#### TASK MATERIAL ####
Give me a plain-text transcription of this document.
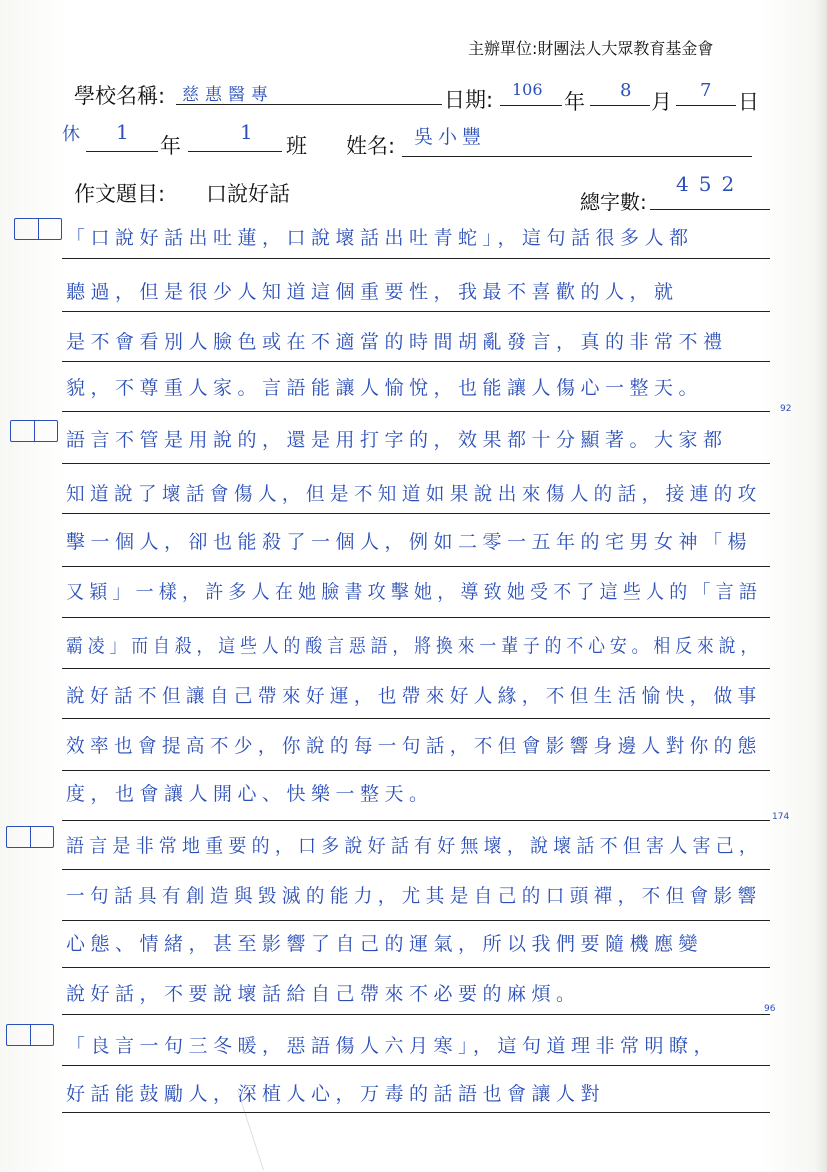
主辦單位:財團法人大眾教育基金會
學校名稱: 慈惠醫專	日期: 106
年 8 月 7 日
休 1
年
1
班 姓名: 吳小豐
作文題目: 口說好話	總字數:
452
「口說好話出吐蓮，口說壞話出吐青蛇」，這句話很多人都
聽過，但是很少人知道這個重要性，我最不喜歡的人，就
是不會看別人臉色或在不適當的時間胡亂發言，真的非常不禮
貌，不尊重人家。言語能讓人愉悅，也能讓人傷心一整天。
92
語言不管是用說的，還是用打字的，效果都十分顯著。大家都
知道說了壞話會傷人，但是不知道如果說出來傷人的話，接連的攻
擊一個人，卻也能殺了一個人，例如二零一五年的宅男女神「楊
又穎」一樣，許多人在她臉書攻擊她，導致她受不了這些人的「言語
霸凌」而自殺，這些人的酸言惡語，將換來一輩子的不心安。相反來說，
說好話不但讓自己帶來好運，也帶來好人緣，不但生活愉快，做事
效率也會提高不少，你說的每一句話，不但會影響身邊人對你的態
度，也會讓人開心、快樂一整天。
174
語言是非常地重要的，口多說好話有好無壞，說壞話不但害人害己，
一句話具有創造與毀滅的能力，尤其是自己的口頭禪，不但會影響
心態、情緒，甚至影響了自己的運氣，所以我們要隨機應變
說好話，不要說壞話給自己帶來不必要的麻煩。
96
「良言一句三冬暖，惡語傷人六月寒」，這句道理非常明瞭，
好話能鼓勵人，深植人心，万毒的話語也會讓人對
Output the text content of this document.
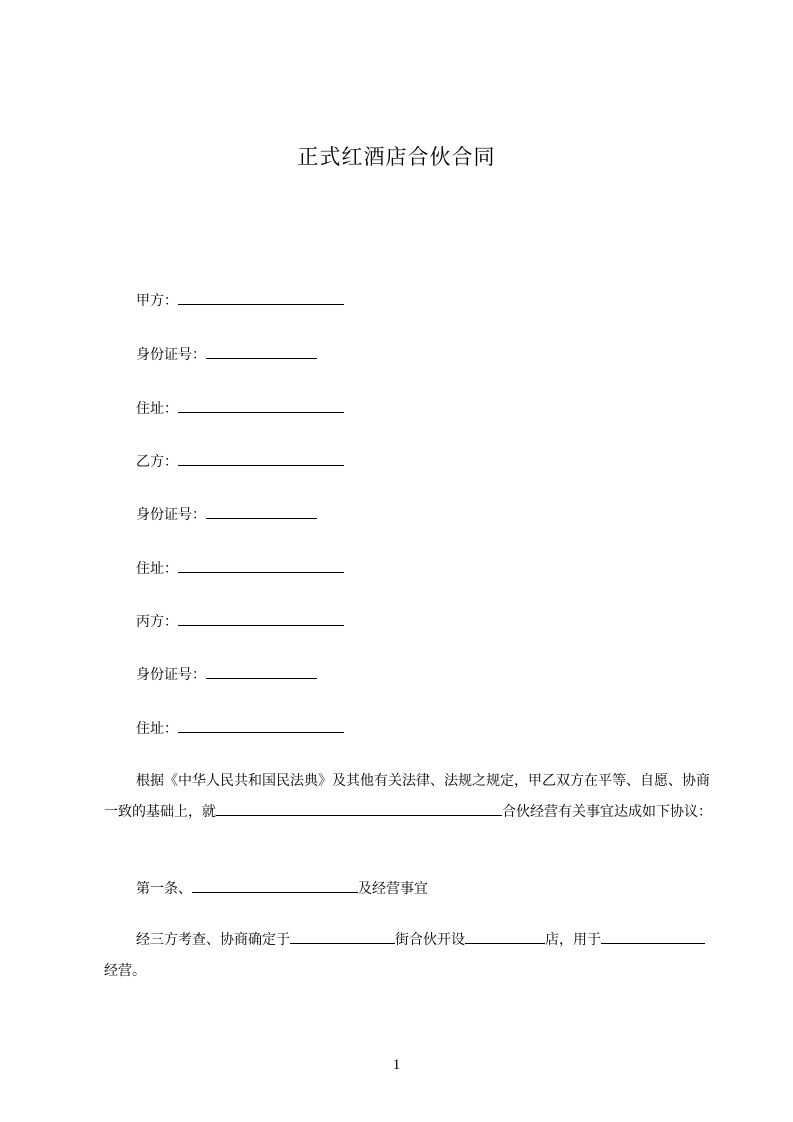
正式红酒店合伙合同
甲方：
身份证号：
住址：
乙方：
身份证号：
住址：
丙方：
身份证号：
住址：
根据《中华人民共和国民法典》及其他有关法律、法规之规定，甲乙双方在平等、自愿、协商一致的基础上，就	合伙经营有关事宜达成如下协议：
第一条、	及经营事宜
经三方考查、协商确定于	街合伙开设	店，用于经营。
1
####
* [GIVEN EXERCISE] From the entries above, output every line exactly and omit any image.

* [RIGHT ANSWER]
Give me a plain-text transcription of this document.
主辦單位:財團法人大眾教育基金會
學校名稱: 慈惠醫專	日期: 106
年 8 月 7 日
休 1
年
1
班 姓名: 吳小豐
作文題目: 口說好話	總字數:
452
「口說好話出吐蓮，口說壞話出吐青蛇」，這句話很多人都
聽過，但是很少人知道這個重要性，我最不喜歡的人，就
是不會看別人臉色或在不適當的時間胡亂發言，真的非常不禮
貌，不尊重人家。言語能讓人愉悅，也能讓人傷心一整天。
92
語言不管是用說的，還是用打字的，效果都十分顯著。大家都
知道說了壞話會傷人，但是不知道如果說出來傷人的話，接連的攻
擊一個人，卻也能殺了一個人，例如二零一五年的宅男女神「楊
又穎」一樣，許多人在她臉書攻擊她，導致她受不了這些人的「言語
霸凌」而自殺，這些人的酸言惡語，將換來一輩子的不心安。相反來說，
說好話不但讓自己帶來好運，也帶來好人緣，不但生活愉快，做事
效率也會提高不少，你說的每一句話，不但會影響身邊人對你的態
度，也會讓人開心、快樂一整天。
174
語言是非常地重要的，口多說好話有好無壞，說壞話不但害人害己，
一句話具有創造與毀滅的能力，尤其是自己的口頭禪，不但會影響
心態、情緒，甚至影響了自己的運氣，所以我們要隨機應變
說好話，不要說壞話給自己帶來不必要的麻煩。
96
「良言一句三冬暖，惡語傷人六月寒」，這句道理非常明瞭，
好話能鼓勵人，深植人心，万毒的話語也會讓人對
Output the text content of this document.
正式红酒店合伙合同
甲方：
身份证号：
住址：
乙方：
身份证号：
住址：
丙方：
身份证号：
住址：
根据《中华人民共和国民法典》及其他有关法律、法规之规定，甲乙双方在平等、自愿、协商一致的基础上，就	合伙经营有关事宜达成如下协议：
第一条、	及经营事宜
经三方考查、协商确定于	街合伙开设	店，用于经营。
1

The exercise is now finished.